### Source text
____________________

Note that on this setup IPsec instances need to accept and encrypt
traffic from/to any network on either side, and they do not know that
when they establish the tunnel. Because the Linux kernel ipsec
implementation is policy based (you need Security Associations between
each pair of subnets that may communicate through the tunnel) this poses
a problem. It may be solved in two different ways (needs testing):

  - Statically add SA's localnet-0.0.0.0/0. Meaning that anytime the
    IPsec instance sees a packet coming from one of the known local
    networks the tuple of that network with 0.0.0.0/0 will match and let
    the traffic through. This may be just fine, as we will be fully in
    control of what traffic makes it to the IPsec instance.
  - Have the BGP instance notify the IPsec instance to add the SA's
    dynamically. This is obviously more complicated, specially because
    we are not talking about MM state but linux kernel state inside of a
    VM.

Digression: about the CloudStack implementation
-----------------------------------------------

See [1] for reference. CloudStack supports two types of crnnections:
L2TP and site-to-site. L2TP is meant for single users, not gateways, and
it tunnels l2tp packets make the user's machine be effectively in the
chosen VPC L2 network segment. This mode does not concern us for now.
Site-to-site VPNs in CloudStack appear to be old-fashioned policy based
IPsec tunnels. The full list of remote subnets is needed to configure
the connection and there's no mention of BGP.

However, CloudStack's site-to-site tunnels should still be compatible
with Amazon, ...without failover. Amazon added support for statically-
routed VPNs in September 2012 [2]. Seeing that Amazon extended their
offering with this feature and that it's the only mode that CloudStack
supports, it's probably worth considering supporting this mode too in
Midonet.

Proposal for adding dynamically-routed IPsec to Midonet
-------------------------------------------------------

 - Configuration parameters. (REST API operations to be derived from
   these). To setup a redundant IPsec VPN you need to provide:

    - Two public IPs to talk to the remote IPsec gateways.
    - Public IPs for the gateways on the other side.
    - Two private IPs to talk to a downstream virtual router.
    - Two addresses in different /30 link-local subnets, for BGP.
    - A virtual router. BGP will modify this router's routing table
      and both IPsec gateways should be connected directly to this router.
    - Local network ranges to advertise to the other side via BGP.
    - IKE pre-shared key.
    - IPsec connection parameters: PFS mode, hash function, encryption
      function. Amazon is very strict on this, requiring exactly:
      Group-2, SHA-1, AES-128. IMHO that's a correct philosophy,
      sticking to the common minimum. If midonet is as strict as Amazon
      the user doesn't need to supply this.

 - The REST API would get the following new DTOs:

    - IpsecGatewayDto (abstract)
        - publicIp: IP address
        - peerIp: IP address
        - privateIp: IP address
        - ikePsk: pre-shared-key for IKE exchange
        - dhGroup: read-only or not present, always 2
        - hashAlg: read-only or not present, always 'sha-1'
        - cryptoAlg: read-only or not present, always aes128
        - upPort: InteriorBridgePort, it's created automatically and
          starts in unlinked state. DELETE is disallowed.

____________________

### Information shown
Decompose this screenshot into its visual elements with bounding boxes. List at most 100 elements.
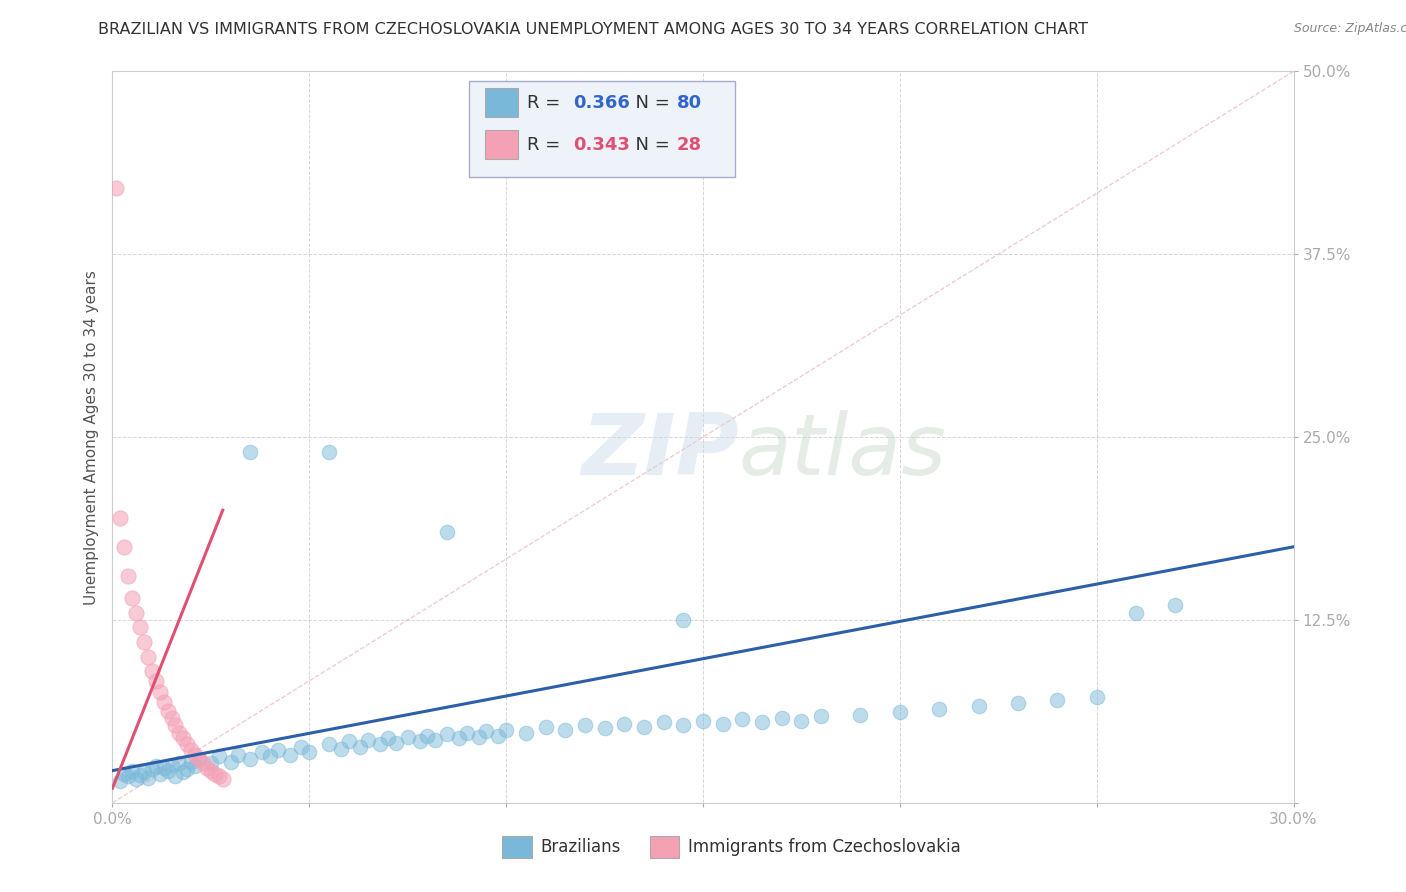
FancyBboxPatch shape [502,836,531,858]
Point [239,444,262,458]
Point [117,569,139,583]
Point [191,756,214,771]
Point [160,757,183,772]
Point [377,731,399,746]
Point [112,540,135,554]
Point [132,765,155,780]
Point [136,649,159,664]
Point [495,723,517,737]
Point [357,732,380,747]
Point [259,749,281,764]
Point [790,714,813,728]
Point [408,734,430,748]
Point [447,731,470,746]
Point [169,756,191,771]
Point [475,724,498,739]
Point [1125,606,1147,620]
Point [337,734,360,748]
Point [329,741,352,756]
Point [200,756,222,771]
Text: N =: N = [624,136,675,153]
Point [219,755,242,769]
Point [425,732,447,747]
Point [112,766,135,780]
Point [889,705,911,719]
Point [751,715,773,730]
Text: Immigrants from Czechoslovakia: Immigrants from Czechoslovakia [688,838,960,855]
Point [165,769,187,783]
Point [176,737,198,751]
Point [141,762,163,776]
Point [169,725,191,739]
Point [117,769,139,783]
Point [188,752,211,766]
Point [152,761,174,775]
Point [652,715,675,730]
Point [278,747,301,762]
Point [132,635,155,649]
Point [211,772,233,787]
Point [184,747,207,762]
Point [208,769,231,783]
Point [318,444,340,458]
Point [436,525,458,540]
Point [165,718,187,732]
Point [149,766,172,780]
Point [228,747,250,762]
Point [267,743,290,757]
Point [129,620,152,634]
Text: R =: R = [527,136,567,153]
Point [436,727,458,741]
FancyBboxPatch shape [470,81,735,178]
Point [160,711,183,725]
Point [770,711,793,725]
Point [613,716,636,731]
Point [239,752,262,766]
Point [416,729,439,743]
Text: 28: 28 [678,136,702,153]
Point [121,764,143,778]
Point [156,704,179,718]
Point [136,771,159,785]
Point [195,761,218,775]
Text: 80: 80 [678,94,702,112]
Point [849,708,872,723]
Point [967,699,990,714]
Point [250,745,273,759]
Point [318,737,340,751]
Text: ZIP: ZIP [581,410,738,493]
Point [125,772,148,787]
Point [810,709,832,723]
Point [731,713,754,727]
Point [486,729,509,743]
Point [593,721,616,735]
Text: atlas: atlas [738,410,946,493]
Text: 0.343: 0.343 [574,136,630,153]
Point [129,768,152,782]
Point [110,773,132,788]
Text: 0.366: 0.366 [574,94,630,112]
Point [1046,693,1069,707]
Point [633,720,655,734]
Point [672,613,695,627]
Point [1164,599,1187,613]
Text: N =: N = [624,94,675,112]
Point [200,764,222,778]
Point [172,731,194,746]
Point [204,766,226,780]
Point [156,764,179,778]
Text: Source: ZipAtlas.com: Source: ZipAtlas.com [1294,22,1406,36]
FancyBboxPatch shape [485,130,517,159]
Point [180,755,202,769]
Point [467,730,489,744]
Point [188,752,211,766]
Point [110,510,132,524]
Point [456,725,478,739]
Point [298,745,321,759]
Point [1085,690,1108,705]
Point [180,743,202,757]
Point [692,714,714,728]
Point [672,718,695,732]
Point [515,725,537,739]
Point [149,684,172,698]
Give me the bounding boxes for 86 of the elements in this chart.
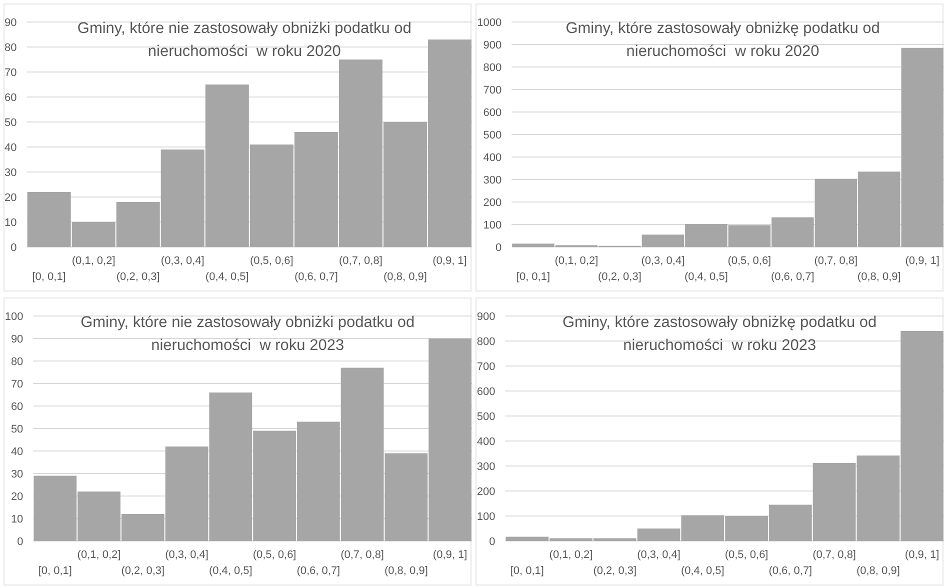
y-tick-label: 100 (4, 310, 24, 323)
y-tick-label: 20 (4, 192, 17, 204)
y-tick-label: 700 (476, 360, 496, 373)
x-tick-label: (0,3, 0,4] (641, 255, 685, 267)
y-tick-label: 30 (10, 468, 24, 480)
y-tick-label: 60 (10, 400, 24, 413)
y-tick-label: 60 (4, 92, 17, 104)
x-tick-label: (0,8, 0,9] (384, 271, 427, 283)
x-tick-label: (0,7, 0,8] (340, 549, 384, 561)
x-tick-label: (0,5, 0,6] (724, 549, 768, 561)
y-tick-label: 500 (483, 129, 502, 142)
y-tick-label: 0 (495, 242, 502, 254)
x-tick-label: [0, 0,1] (510, 565, 544, 577)
y-tick-label: 0 (489, 536, 496, 548)
x-tick-label: (0,3, 0,4] (165, 549, 208, 561)
y-tick-label: 800 (483, 62, 502, 74)
y-tick-label: 1000 (477, 16, 502, 29)
x-tick-label: [0, 0,1] (38, 565, 72, 577)
x-tick-label: (0,2, 0,3] (593, 565, 637, 577)
y-tick-label: 200 (483, 196, 502, 209)
y-tick-label: 100 (476, 510, 496, 523)
x-tick-label: (0,9, 1] (432, 255, 467, 267)
y-tick-label: 400 (483, 152, 502, 164)
x-tick-label: (0,4, 0,5] (205, 271, 249, 283)
y-tick-label: 500 (476, 410, 496, 423)
x-tick-label: (0,6, 0,7] (294, 271, 338, 283)
text: Gminy, które zastosowały obniżkę podatku od nieruchomości w roku 2023 (562, 314, 877, 354)
y-tick-label: 80 (4, 42, 17, 54)
y-tick-label: 10 (10, 513, 24, 526)
x-tick-label: (0,1, 0,2] (77, 549, 121, 561)
y-tick-label: 900 (476, 310, 496, 323)
y-tick-label: 600 (476, 386, 496, 398)
x-tick-label: (0,5, 0,6] (252, 549, 296, 561)
y-tick-label: 800 (476, 336, 496, 348)
y-tick-label: 50 (10, 423, 24, 436)
y-tick-label: 400 (476, 436, 496, 448)
x-tick-label: [0, 0,1] (32, 271, 66, 283)
y-tick-label: 100 (483, 219, 502, 232)
y-tick-label: 40 (10, 446, 24, 458)
y-tick-label: 900 (483, 39, 502, 52)
x-tick-label: (0,9, 1] (905, 255, 940, 267)
x-tick-label: (0,5, 0,6] (250, 255, 294, 267)
y-tick-label: 80 (10, 356, 24, 368)
x-tick-label: (0,4, 0,5] (680, 565, 724, 577)
y-tick-label: 0 (10, 242, 17, 254)
x-tick-label: (0,2, 0,3] (116, 271, 160, 283)
x-tick-label: (0,3, 0,4] (160, 255, 204, 267)
x-tick-label: (0,5, 0,6] (728, 255, 772, 267)
y-tick-label: 200 (476, 486, 496, 498)
y-tick-label: 300 (476, 460, 496, 473)
x-tick-label: (0,6, 0,7] (770, 271, 814, 283)
x-tick-label: (0,8, 0,9] (857, 271, 901, 283)
x-tick-label: (0,7, 0,8] (814, 255, 858, 267)
x-tick-label: (0,8, 0,9] (856, 565, 900, 577)
y-tick-label: 300 (483, 174, 502, 186)
x-tick-label: (0,1, 0,2] (549, 549, 593, 561)
y-tick-label: 90 (10, 333, 24, 346)
x-tick-label: (0,3, 0,4] (637, 549, 680, 561)
y-tick-label: 40 (4, 142, 17, 154)
y-tick-label: 700 (483, 84, 502, 96)
x-tick-label: (0,6, 0,7] (296, 565, 340, 577)
y-tick-label: 0 (17, 536, 24, 548)
y-tick-label: 10 (4, 216, 17, 229)
y-tick-label: 90 (4, 16, 17, 29)
y-tick-label: 20 (10, 490, 24, 503)
y-tick-label: 70 (10, 378, 24, 390)
y-tick-label: 70 (4, 66, 17, 79)
x-tick-label: (0,2, 0,3] (598, 271, 642, 283)
x-tick-label: (0,7, 0,8] (338, 255, 382, 267)
x-tick-label: (0,9, 1] (432, 549, 468, 561)
x-tick-label: (0,1, 0,2] (554, 255, 598, 267)
text: Gminy, które nie zastosowały obniżki podatku od nieruchomości w roku 2023 (80, 314, 415, 354)
x-tick-label: (0,7, 0,8] (812, 549, 856, 561)
x-tick-label: [0, 0,1] (516, 271, 550, 283)
y-tick-label: 600 (483, 106, 502, 119)
x-tick-label: (0,6, 0,7] (768, 565, 812, 577)
y-tick-label: 30 (4, 166, 17, 179)
text: Gminy, które nie zastosowały obniżki podatku od nieruchomości w roku 2020 (77, 20, 412, 60)
x-tick-label: (0,2, 0,3] (121, 565, 165, 577)
x-tick-label: (0,4, 0,5] (684, 271, 728, 283)
x-tick-label: (0,1, 0,2] (72, 255, 116, 267)
y-tick-label: 50 (4, 116, 17, 129)
x-tick-label: (0,8, 0,9] (384, 565, 428, 577)
x-tick-label: (0,9, 1] (904, 549, 940, 561)
x-tick-label: (0,4, 0,5] (208, 565, 252, 577)
text: Gminy, które zastosowały obniżkę podatku od nieruchomości w roku 2020 (566, 20, 880, 60)
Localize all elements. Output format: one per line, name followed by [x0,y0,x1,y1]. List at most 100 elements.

____________________

### Exercises to complete
(a) According to the IPsec text, in what month and year did Amazon add support for statically-routed VPNs?
(b) Reproduce a stretch of the IPsec text word for word, beginning at the words "See [1] for" and stopping after "us for now.".

### Worked solutions
(a) September 2012

(b)
See [1] for reference. CloudStack supports two types of crnnections:
L2TP and site-to-site. L2TP is meant for single users, not gateways, and
it tunnels l2tp packets make the user's machine be effectively in the
chosen VPC L2 network segment. This mode does not concern us for now.